Task to carry out: In the listing below, locate the line containing "Read this page and output its text content."; reproduce that line and all lines that follow it, unchanged.

The records:
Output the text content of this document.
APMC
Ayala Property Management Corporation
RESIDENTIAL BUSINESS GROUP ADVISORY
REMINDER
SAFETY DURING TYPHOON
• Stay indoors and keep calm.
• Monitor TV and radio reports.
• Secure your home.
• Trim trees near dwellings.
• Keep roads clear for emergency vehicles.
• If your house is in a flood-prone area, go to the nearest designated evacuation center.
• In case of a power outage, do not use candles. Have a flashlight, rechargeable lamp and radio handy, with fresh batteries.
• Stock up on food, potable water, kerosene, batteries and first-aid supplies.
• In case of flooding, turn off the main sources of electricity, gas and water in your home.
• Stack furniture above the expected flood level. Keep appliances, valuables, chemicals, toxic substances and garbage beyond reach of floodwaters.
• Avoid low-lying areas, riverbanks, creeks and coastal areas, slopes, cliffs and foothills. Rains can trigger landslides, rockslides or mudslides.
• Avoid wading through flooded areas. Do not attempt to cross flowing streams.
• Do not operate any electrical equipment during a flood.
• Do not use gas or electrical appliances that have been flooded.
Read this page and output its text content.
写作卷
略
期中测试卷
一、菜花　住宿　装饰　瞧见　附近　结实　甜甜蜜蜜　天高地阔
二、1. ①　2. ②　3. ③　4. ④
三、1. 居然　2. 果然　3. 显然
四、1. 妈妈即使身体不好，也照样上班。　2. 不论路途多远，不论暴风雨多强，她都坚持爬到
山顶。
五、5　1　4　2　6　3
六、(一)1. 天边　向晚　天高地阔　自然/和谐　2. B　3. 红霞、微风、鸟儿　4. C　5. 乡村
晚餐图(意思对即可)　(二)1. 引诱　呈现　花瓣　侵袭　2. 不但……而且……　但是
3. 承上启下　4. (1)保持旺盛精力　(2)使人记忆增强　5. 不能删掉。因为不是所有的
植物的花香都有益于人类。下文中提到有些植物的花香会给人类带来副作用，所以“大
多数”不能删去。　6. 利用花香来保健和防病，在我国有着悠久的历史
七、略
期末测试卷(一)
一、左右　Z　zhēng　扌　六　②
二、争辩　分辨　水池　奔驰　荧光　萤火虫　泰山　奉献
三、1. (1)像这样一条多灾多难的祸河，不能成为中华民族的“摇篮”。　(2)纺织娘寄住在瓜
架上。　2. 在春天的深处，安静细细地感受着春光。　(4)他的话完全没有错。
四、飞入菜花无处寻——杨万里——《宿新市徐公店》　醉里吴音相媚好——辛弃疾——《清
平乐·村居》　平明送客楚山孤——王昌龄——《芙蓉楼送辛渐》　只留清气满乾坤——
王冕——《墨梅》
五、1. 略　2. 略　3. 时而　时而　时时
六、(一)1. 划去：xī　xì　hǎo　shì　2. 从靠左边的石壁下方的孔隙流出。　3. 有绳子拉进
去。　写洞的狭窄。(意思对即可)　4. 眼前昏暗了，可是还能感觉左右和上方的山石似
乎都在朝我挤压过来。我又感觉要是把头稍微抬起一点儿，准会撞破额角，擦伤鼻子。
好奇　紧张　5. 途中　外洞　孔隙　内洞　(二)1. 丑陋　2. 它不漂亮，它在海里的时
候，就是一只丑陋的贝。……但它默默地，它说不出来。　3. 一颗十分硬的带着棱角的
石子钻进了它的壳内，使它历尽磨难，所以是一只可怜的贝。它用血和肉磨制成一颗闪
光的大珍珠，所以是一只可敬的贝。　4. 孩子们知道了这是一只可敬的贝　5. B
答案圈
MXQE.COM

Written solution:
Read this page and output its text content.
写作卷
略
期中测试卷
一、菜花　住宿　装饰　瞧见　附近　结实　甜甜蜜蜜　天高地阔
二、1. ①　2. ②　3. ③　4. ④
三、1. 居然　2. 果然　3. 显然
四、1. 妈妈即使身体不好，也照样上班。　2. 不论路途多远，不论暴风雨多强，她都坚持爬到
山顶。
五、5　1　4　2　6　3
六、(一)1. 天边　向晚　天高地阔　自然/和谐　2. B　3. 红霞、微风、鸟儿　4. C　5. 乡村
晚餐图(意思对即可)　(二)1. 引诱　呈现　花瓣　侵袭　2. 不但……而且……　但是
3. 承上启下　4. (1)保持旺盛精力　(2)使人记忆增强　5. 不能删掉。因为不是所有的
植物的花香都有益于人类。下文中提到有些植物的花香会给人类带来副作用，所以“大
多数”不能删去。　6. 利用花香来保健和防病，在我国有着悠久的历史
七、略
期末测试卷(一)
一、左右　Z　zhēng　扌　六　②
二、争辩　分辨　水池　奔驰　荧光　萤火虫　泰山　奉献
三、1. (1)像这样一条多灾多难的祸河，不能成为中华民族的“摇篮”。　(2)纺织娘寄住在瓜
架上。　2. 在春天的深处，安静细细地感受着春光。　(4)他的话完全没有错。
四、飞入菜花无处寻——杨万里——《宿新市徐公店》　醉里吴音相媚好——辛弃疾——《清
平乐·村居》　平明送客楚山孤——王昌龄——《芙蓉楼送辛渐》　只留清气满乾坤——
王冕——《墨梅》
五、1. 略　2. 略　3. 时而　时而　时时
六、(一)1. 划去：xī　xì　hǎo　shì　2. 从靠左边的石壁下方的孔隙流出。　3. 有绳子拉进
去。　写洞的狭窄。(意思对即可)　4. 眼前昏暗了，可是还能感觉左右和上方的山石似
乎都在朝我挤压过来。我又感觉要是把头稍微抬起一点儿，准会撞破额角，擦伤鼻子。
好奇　紧张　5. 途中　外洞　孔隙　内洞　(二)1. 丑陋　2. 它不漂亮，它在海里的时
候，就是一只丑陋的贝。……但它默默地，它说不出来。　3. 一颗十分硬的带着棱角的
石子钻进了它的壳内，使它历尽磨难，所以是一只可怜的贝。它用血和肉磨制成一颗闪
光的大珍珠，所以是一只可敬的贝。　4. 孩子们知道了这是一只可敬的贝　5. B
答案圈
MXQE.COM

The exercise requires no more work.